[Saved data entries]
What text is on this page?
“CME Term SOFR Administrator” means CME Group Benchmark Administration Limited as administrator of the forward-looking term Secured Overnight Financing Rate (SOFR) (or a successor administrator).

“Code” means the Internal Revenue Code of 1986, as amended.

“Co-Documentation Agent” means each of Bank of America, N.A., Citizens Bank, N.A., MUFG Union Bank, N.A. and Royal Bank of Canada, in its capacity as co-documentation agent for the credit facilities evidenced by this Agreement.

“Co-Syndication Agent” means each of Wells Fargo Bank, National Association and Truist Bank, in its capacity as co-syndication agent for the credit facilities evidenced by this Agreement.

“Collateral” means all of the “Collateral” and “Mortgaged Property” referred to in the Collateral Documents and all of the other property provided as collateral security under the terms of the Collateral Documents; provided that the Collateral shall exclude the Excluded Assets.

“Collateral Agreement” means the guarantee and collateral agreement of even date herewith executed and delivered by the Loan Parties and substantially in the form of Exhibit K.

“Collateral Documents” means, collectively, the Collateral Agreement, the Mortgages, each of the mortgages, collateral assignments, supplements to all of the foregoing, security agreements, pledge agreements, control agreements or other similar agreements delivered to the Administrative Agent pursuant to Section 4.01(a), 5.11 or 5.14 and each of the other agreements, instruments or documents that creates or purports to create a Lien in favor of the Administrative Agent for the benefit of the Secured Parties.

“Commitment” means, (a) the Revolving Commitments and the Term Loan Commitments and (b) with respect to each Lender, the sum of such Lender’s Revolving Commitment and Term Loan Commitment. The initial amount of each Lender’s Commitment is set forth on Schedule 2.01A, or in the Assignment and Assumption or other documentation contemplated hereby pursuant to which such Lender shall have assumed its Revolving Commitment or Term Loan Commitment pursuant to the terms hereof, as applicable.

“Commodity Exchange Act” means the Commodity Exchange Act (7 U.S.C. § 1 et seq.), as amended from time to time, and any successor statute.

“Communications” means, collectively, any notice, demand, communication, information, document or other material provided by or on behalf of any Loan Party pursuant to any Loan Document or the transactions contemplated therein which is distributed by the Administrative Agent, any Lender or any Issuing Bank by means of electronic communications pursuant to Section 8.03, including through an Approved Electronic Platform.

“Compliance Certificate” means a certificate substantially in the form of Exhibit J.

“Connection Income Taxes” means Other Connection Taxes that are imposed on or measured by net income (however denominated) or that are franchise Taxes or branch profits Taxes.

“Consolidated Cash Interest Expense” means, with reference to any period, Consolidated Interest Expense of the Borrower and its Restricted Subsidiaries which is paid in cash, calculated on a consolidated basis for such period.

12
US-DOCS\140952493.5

WHAT TO WORK ON: Show the lines of the records that contain the word "such".

REPLY TO THE EXERCISE:
“Commitment” means, (a) the Revolving Commitments and the Term Loan Commitments and (b) with respect to each Lender, the sum of such Lender’s Revolving Commitment and Term Loan Commitment. The initial amount of each Lender’s Commitment is set forth on Schedule 2.01A, or in the Assignment and Assumption or other documentation contemplated hereby pursuant to which such Lender shall have assumed its Revolving Commitment or Term Loan Commitment pursuant to the terms hereof, as applicable.
“Consolidated Cash Interest Expense” means, with reference to any period, Consolidated Interest Expense of the Borrower and its Restricted Subsidiaries which is paid in cash, calculated on a consolidated basis for such period.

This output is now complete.